Recorded data:
---
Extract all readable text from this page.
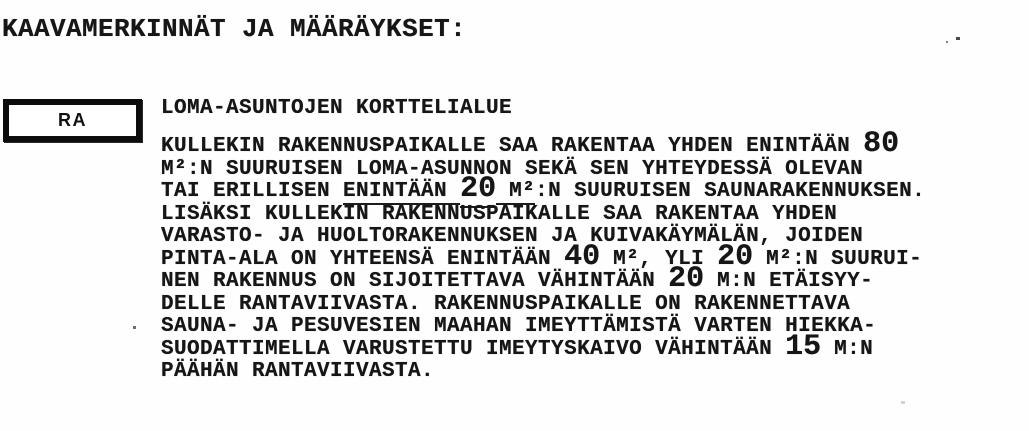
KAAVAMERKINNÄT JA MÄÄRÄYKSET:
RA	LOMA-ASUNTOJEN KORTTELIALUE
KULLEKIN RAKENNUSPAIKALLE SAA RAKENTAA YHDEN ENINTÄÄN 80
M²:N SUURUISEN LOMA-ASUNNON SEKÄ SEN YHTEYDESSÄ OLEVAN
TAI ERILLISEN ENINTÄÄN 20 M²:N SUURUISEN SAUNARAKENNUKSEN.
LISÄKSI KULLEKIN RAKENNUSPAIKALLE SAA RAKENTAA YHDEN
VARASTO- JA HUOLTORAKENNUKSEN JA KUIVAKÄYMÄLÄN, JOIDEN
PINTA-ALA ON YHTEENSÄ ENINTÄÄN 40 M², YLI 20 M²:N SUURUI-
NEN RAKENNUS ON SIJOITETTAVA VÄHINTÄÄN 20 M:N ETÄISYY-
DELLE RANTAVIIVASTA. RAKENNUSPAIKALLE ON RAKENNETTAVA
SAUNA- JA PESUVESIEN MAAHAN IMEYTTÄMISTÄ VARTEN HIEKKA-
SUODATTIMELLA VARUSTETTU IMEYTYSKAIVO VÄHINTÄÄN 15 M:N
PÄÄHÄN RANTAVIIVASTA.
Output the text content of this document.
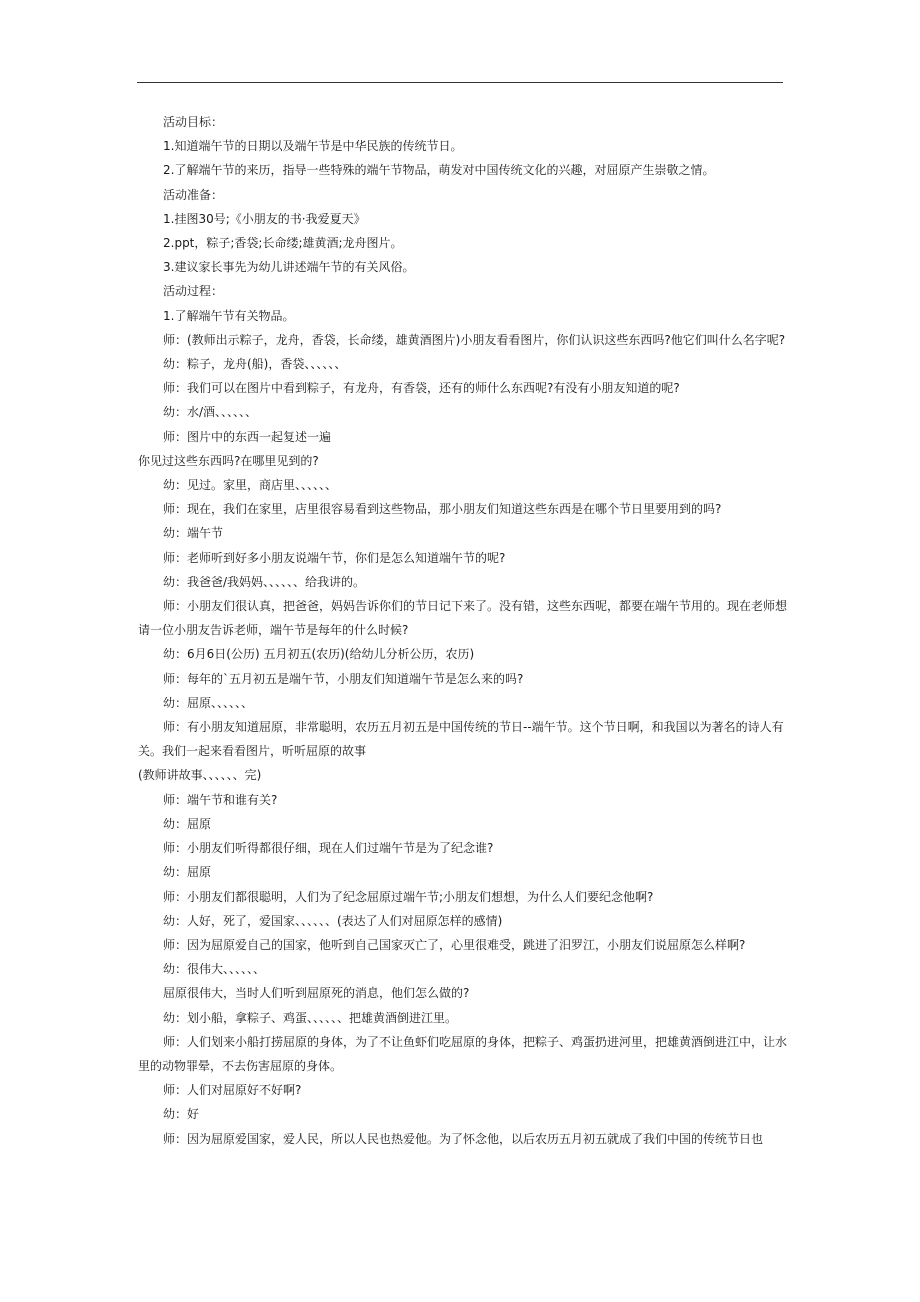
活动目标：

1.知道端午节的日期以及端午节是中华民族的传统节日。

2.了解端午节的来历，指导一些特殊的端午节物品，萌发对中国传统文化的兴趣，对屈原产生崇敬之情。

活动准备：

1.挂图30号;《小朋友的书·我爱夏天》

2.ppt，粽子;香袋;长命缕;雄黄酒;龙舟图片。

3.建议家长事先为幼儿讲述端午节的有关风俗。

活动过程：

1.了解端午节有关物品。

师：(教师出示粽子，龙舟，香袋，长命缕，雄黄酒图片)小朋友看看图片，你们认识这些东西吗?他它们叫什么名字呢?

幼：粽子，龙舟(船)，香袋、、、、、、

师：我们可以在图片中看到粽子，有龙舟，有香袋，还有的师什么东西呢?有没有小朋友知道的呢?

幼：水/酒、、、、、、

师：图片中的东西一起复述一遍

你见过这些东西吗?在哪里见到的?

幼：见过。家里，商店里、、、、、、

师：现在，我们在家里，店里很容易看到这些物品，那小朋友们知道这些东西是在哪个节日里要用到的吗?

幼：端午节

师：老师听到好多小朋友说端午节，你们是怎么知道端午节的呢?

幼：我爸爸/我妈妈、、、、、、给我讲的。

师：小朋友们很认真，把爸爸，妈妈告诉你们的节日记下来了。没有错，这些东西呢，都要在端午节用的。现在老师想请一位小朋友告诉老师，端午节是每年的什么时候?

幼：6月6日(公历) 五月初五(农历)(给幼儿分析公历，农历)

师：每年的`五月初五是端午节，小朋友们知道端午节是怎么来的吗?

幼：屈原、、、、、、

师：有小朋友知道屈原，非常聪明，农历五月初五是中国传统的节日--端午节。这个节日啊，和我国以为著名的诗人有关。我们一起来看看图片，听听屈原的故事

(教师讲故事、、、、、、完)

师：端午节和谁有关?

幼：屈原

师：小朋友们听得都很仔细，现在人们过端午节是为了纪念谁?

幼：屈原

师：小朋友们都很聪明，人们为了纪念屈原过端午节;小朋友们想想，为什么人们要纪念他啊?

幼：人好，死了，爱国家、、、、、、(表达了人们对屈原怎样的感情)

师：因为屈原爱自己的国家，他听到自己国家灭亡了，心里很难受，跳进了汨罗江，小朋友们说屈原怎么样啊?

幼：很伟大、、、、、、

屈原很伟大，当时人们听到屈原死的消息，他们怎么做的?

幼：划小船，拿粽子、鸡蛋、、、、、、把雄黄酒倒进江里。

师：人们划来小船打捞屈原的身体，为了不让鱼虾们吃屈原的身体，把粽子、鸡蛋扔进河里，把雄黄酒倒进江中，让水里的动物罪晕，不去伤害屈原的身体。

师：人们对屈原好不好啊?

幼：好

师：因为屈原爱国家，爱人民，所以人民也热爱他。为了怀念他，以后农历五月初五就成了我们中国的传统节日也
---
To be done
Repeat the data exactly, dropping every picture it holds.

Full response
Extract all readable text from this page.
KAAVAMERKINNÄT JA MÄÄRÄYKSET:
RA	LOMA-ASUNTOJEN KORTTELIALUE
KULLEKIN RAKENNUSPAIKALLE SAA RAKENTAA YHDEN ENINTÄÄN 80
M²:N SUURUISEN LOMA-ASUNNON SEKÄ SEN YHTEYDESSÄ OLEVAN
TAI ERILLISEN ENINTÄÄN 20 M²:N SUURUISEN SAUNARAKENNUKSEN.
LISÄKSI KULLEKIN RAKENNUSPAIKALLE SAA RAKENTAA YHDEN
VARASTO- JA HUOLTORAKENNUKSEN JA KUIVAKÄYMÄLÄN, JOIDEN
PINTA-ALA ON YHTEENSÄ ENINTÄÄN 40 M², YLI 20 M²:N SUURUI-
NEN RAKENNUS ON SIJOITETTAVA VÄHINTÄÄN 20 M:N ETÄISYY-
DELLE RANTAVIIVASTA. RAKENNUSPAIKALLE ON RAKENNETTAVA
SAUNA- JA PESUVESIEN MAAHAN IMEYTTÄMISTÄ VARTEN HIEKKA-
SUODATTIMELLA VARUSTETTU IMEYTYSKAIVO VÄHINTÄÄN 15 M:N
PÄÄHÄN RANTAVIIVASTA.
Output the text content of this document.
活动目标：

1.知道端午节的日期以及端午节是中华民族的传统节日。

2.了解端午节的来历，指导一些特殊的端午节物品，萌发对中国传统文化的兴趣，对屈原产生崇敬之情。

活动准备：

1.挂图30号;《小朋友的书·我爱夏天》

2.ppt，粽子;香袋;长命缕;雄黄酒;龙舟图片。

3.建议家长事先为幼儿讲述端午节的有关风俗。

活动过程：

1.了解端午节有关物品。

师：(教师出示粽子，龙舟，香袋，长命缕，雄黄酒图片)小朋友看看图片，你们认识这些东西吗?他它们叫什么名字呢?

幼：粽子，龙舟(船)，香袋、、、、、、

师：我们可以在图片中看到粽子，有龙舟，有香袋，还有的师什么东西呢?有没有小朋友知道的呢?

幼：水/酒、、、、、、

师：图片中的东西一起复述一遍

你见过这些东西吗?在哪里见到的?

幼：见过。家里，商店里、、、、、、

师：现在，我们在家里，店里很容易看到这些物品，那小朋友们知道这些东西是在哪个节日里要用到的吗?

幼：端午节

师：老师听到好多小朋友说端午节，你们是怎么知道端午节的呢?

幼：我爸爸/我妈妈、、、、、、给我讲的。

师：小朋友们很认真，把爸爸，妈妈告诉你们的节日记下来了。没有错，这些东西呢，都要在端午节用的。现在老师想请一位小朋友告诉老师，端午节是每年的什么时候?

幼：6月6日(公历) 五月初五(农历)(给幼儿分析公历，农历)

师：每年的`五月初五是端午节，小朋友们知道端午节是怎么来的吗?

幼：屈原、、、、、、

师：有小朋友知道屈原，非常聪明，农历五月初五是中国传统的节日--端午节。这个节日啊，和我国以为著名的诗人有关。我们一起来看看图片，听听屈原的故事

(教师讲故事、、、、、、完)

师：端午节和谁有关?

幼：屈原

师：小朋友们听得都很仔细，现在人们过端午节是为了纪念谁?

幼：屈原

师：小朋友们都很聪明，人们为了纪念屈原过端午节;小朋友们想想，为什么人们要纪念他啊?

幼：人好，死了，爱国家、、、、、、(表达了人们对屈原怎样的感情)

师：因为屈原爱自己的国家，他听到自己国家灭亡了，心里很难受，跳进了汨罗江，小朋友们说屈原怎么样啊?

幼：很伟大、、、、、、

屈原很伟大，当时人们听到屈原死的消息，他们怎么做的?

幼：划小船，拿粽子、鸡蛋、、、、、、把雄黄酒倒进江里。

师：人们划来小船打捞屈原的身体，为了不让鱼虾们吃屈原的身体，把粽子、鸡蛋扔进河里，把雄黄酒倒进江中，让水里的动物罪晕，不去伤害屈原的身体。

师：人们对屈原好不好啊?

幼：好

师：因为屈原爱国家，爱人民，所以人民也热爱他。为了怀念他，以后农历五月初五就成了我们中国的传统节日也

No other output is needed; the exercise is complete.